#### DIRECTIONS FOR THIS TASK
Leave out the pictures and copy every record exactly.

Dataset entries on figures:
>>>

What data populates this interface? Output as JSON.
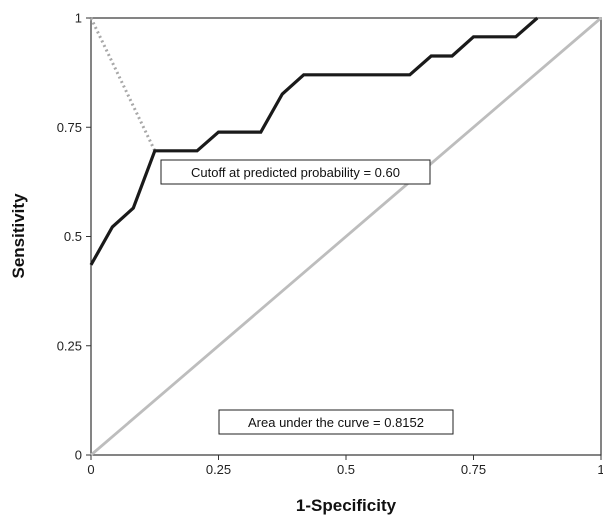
{
  "chart_data": {
    "type": "line",
    "title": "",
    "xlabel": "1-Specificity",
    "ylabel": "Sensitivity",
    "xlim": [
      0,
      1
    ],
    "ylim": [
      0,
      1
    ],
    "x_ticks": [
      0,
      0.25,
      0.5,
      0.75,
      1
    ],
    "x_tick_labels": [
      "0",
      "0.25",
      "0.5",
      "0.75",
      "1"
    ],
    "y_ticks": [
      0,
      0.25,
      0.5,
      0.75,
      1
    ],
    "y_tick_labels": [
      "0",
      "0.25",
      "0.5",
      "0.75",
      "1"
    ],
    "grid": false,
    "legend": "none",
    "series": [
      {
        "style": "solid",
        "color": "#1a1a1a",
        "x": [
          0,
          0.042,
          0.083,
          0.125,
          0.208,
          0.25,
          0.333,
          0.375,
          0.417,
          0.458,
          0.5,
          0.542,
          0.583,
          0.625,
          0.667,
          0.708,
          0.75,
          0.792,
          0.833,
          0.875
        ],
        "y": [
          0.435,
          0.522,
          0.565,
          0.696,
          0.696,
          0.739,
          0.739,
          0.826,
          0.87,
          0.87,
          0.87,
          0.87,
          0.87,
          0.87,
          0.913,
          0.913,
          0.957,
          0.957,
          0.957,
          1.0
        ]
      },
      {
        "style": "solid",
        "color": "#bdbdbd",
        "x": [
          0,
          1
        ],
        "y": [
          0,
          1
        ]
      },
      {
        "style": "dotted",
        "color": "#a8a8a8",
        "x": [
          0,
          0.125
        ],
        "y": [
          1,
          0.696
        ]
      }
    ],
    "annotations": [
      {
        "text": "Cutoff at predicted probability = 0.60"
      },
      {
        "text": "Area under the curve = 0.8152"
      }
    ]
  }
}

<<<

#### RESULT
What data populates this interface? Output as JSON.
{
  "chart_data": {
    "type": "line",
    "title": "",
    "xlabel": "1-Specificity",
    "ylabel": "Sensitivity",
    "xlim": [
      0,
      1
    ],
    "ylim": [
      0,
      1
    ],
    "x_ticks": [
      0,
      0.25,
      0.5,
      0.75,
      1
    ],
    "x_tick_labels": [
      "0",
      "0.25",
      "0.5",
      "0.75",
      "1"
    ],
    "y_ticks": [
      0,
      0.25,
      0.5,
      0.75,
      1
    ],
    "y_tick_labels": [
      "0",
      "0.25",
      "0.5",
      "0.75",
      "1"
    ],
    "grid": false,
    "legend": "none",
    "series": [
      {
        "style": "solid",
        "color": "#1a1a1a",
        "x": [
          0,
          0.042,
          0.083,
          0.125,
          0.208,
          0.25,
          0.333,
          0.375,
          0.417,
          0.458,
          0.5,
          0.542,
          0.583,
          0.625,
          0.667,
          0.708,
          0.75,
          0.792,
          0.833,
          0.875
        ],
        "y": [
          0.435,
          0.522,
          0.565,
          0.696,
          0.696,
          0.739,
          0.739,
          0.826,
          0.87,
          0.87,
          0.87,
          0.87,
          0.87,
          0.87,
          0.913,
          0.913,
          0.957,
          0.957,
          0.957,
          1.0
        ]
      },
      {
        "style": "solid",
        "color": "#bdbdbd",
        "x": [
          0,
          1
        ],
        "y": [
          0,
          1
        ]
      },
      {
        "style": "dotted",
        "color": "#a8a8a8",
        "x": [
          0,
          0.125
        ],
        "y": [
          1,
          0.696
        ]
      }
    ],
    "annotations": [
      {
        "text": "Cutoff at predicted probability = 0.60"
      },
      {
        "text": "Area under the curve = 0.8152"
      }
    ]
  }
}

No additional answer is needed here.